### DATA PROVIDED
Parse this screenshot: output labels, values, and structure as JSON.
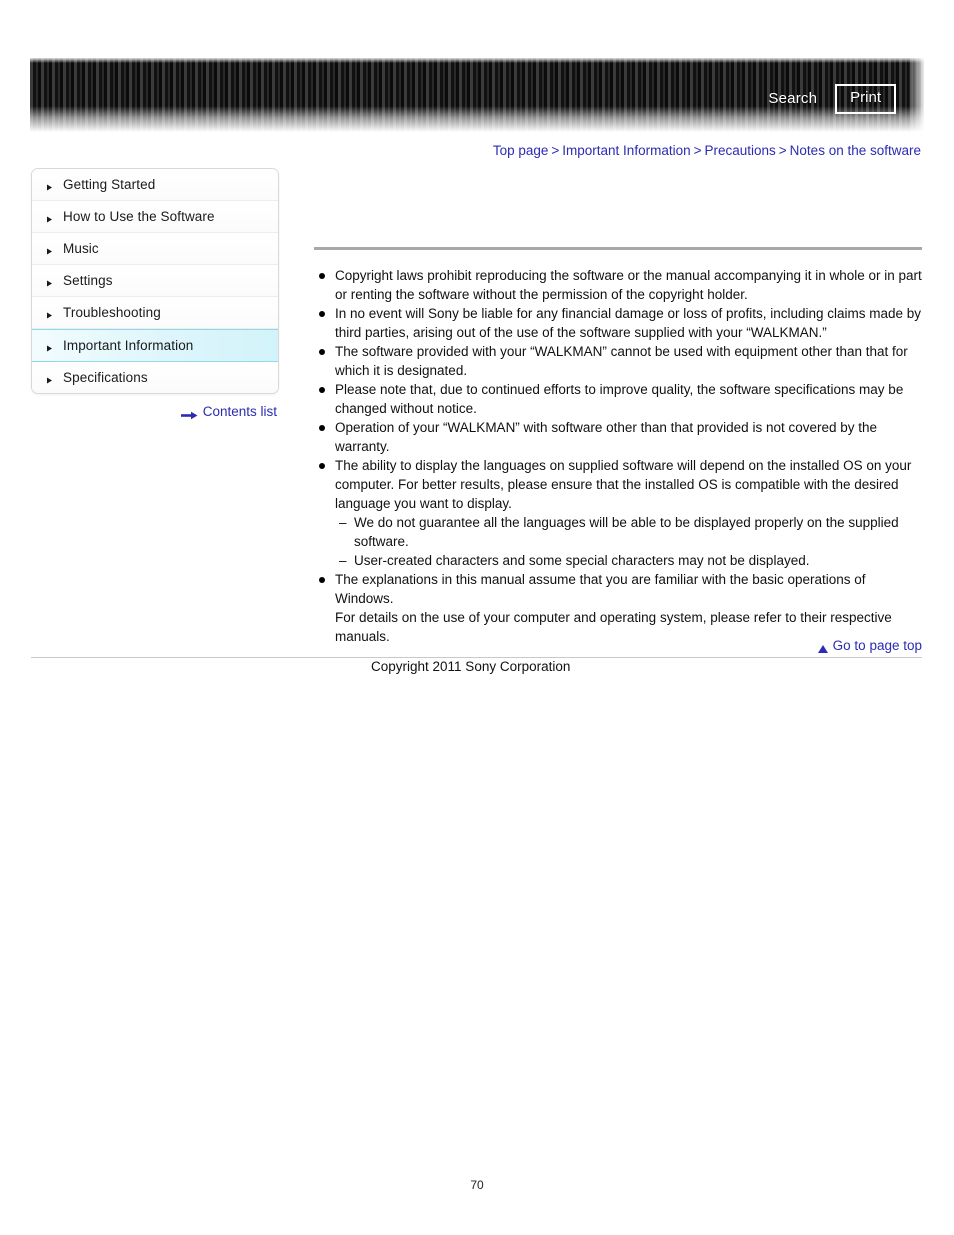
{
  "header": {
    "search_label": "Search",
    "print_label": "Print"
  },
  "breadcrumb": {
    "separator": ">",
    "items": [
      {
        "label": "Top page"
      },
      {
        "label": "Important Information"
      },
      {
        "label": "Precautions"
      },
      {
        "label": "Notes on the software"
      }
    ]
  },
  "sidebar": {
    "items": [
      {
        "label": "Getting Started",
        "active": false
      },
      {
        "label": "How to Use the Software",
        "active": false
      },
      {
        "label": "Music",
        "active": false
      },
      {
        "label": "Settings",
        "active": false
      },
      {
        "label": "Troubleshooting",
        "active": false
      },
      {
        "label": "Important Information",
        "active": true
      },
      {
        "label": "Specifications",
        "active": false
      }
    ],
    "contents_list_label": "Contents list",
    "active_highlight_color": "#d2f3fa",
    "link_color": "#2b2bb4"
  },
  "main": {
    "title": "",
    "bullets": [
      {
        "paragraphs": [
          "Copyright laws prohibit reproducing the software or the manual accompanying it in whole or in part or renting the software without the permission of the copyright holder."
        ],
        "subs": []
      },
      {
        "paragraphs": [
          "In no event will Sony be liable for any financial damage or loss of profits, including claims made by third parties, arising out of the use of the software supplied with your “WALKMAN.”"
        ],
        "subs": []
      },
      {
        "paragraphs": [
          "The software provided with your “WALKMAN” cannot be used with equipment other than that for which it is designated."
        ],
        "subs": []
      },
      {
        "paragraphs": [
          "Please note that, due to continued efforts to improve quality, the software specifications may be changed without notice."
        ],
        "subs": []
      },
      {
        "paragraphs": [
          "Operation of your “WALKMAN” with software other than that provided is not covered by the warranty."
        ],
        "subs": []
      },
      {
        "paragraphs": [
          "The ability to display the languages on supplied software will depend on the installed OS on your computer. For better results, please ensure that the installed OS is compatible with the desired language you want to display."
        ],
        "subs": [
          "We do not guarantee all the languages will be able to be displayed properly on the supplied software.",
          "User-created characters and some special characters may not be displayed."
        ]
      },
      {
        "paragraphs": [
          "The explanations in this manual assume that you are familiar with the basic operations of Windows.",
          "For details on the use of your computer and operating system, please refer to their respective manuals."
        ],
        "subs": []
      }
    ]
  },
  "footer": {
    "go_to_page_top_label": "Go to page top",
    "copyright": "Copyright 2011 Sony Corporation",
    "page_number": "70"
  }
}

### SHORT TASK
Filter the records above for lines containing the word "other", and copy those lines.

### TASK OUTPUT
          "The software provided with your “WALKMAN” cannot be used with equipment other than that for which it is designated."
          "Operation of your “WALKMAN” with software other than that provided is not covered by the warranty."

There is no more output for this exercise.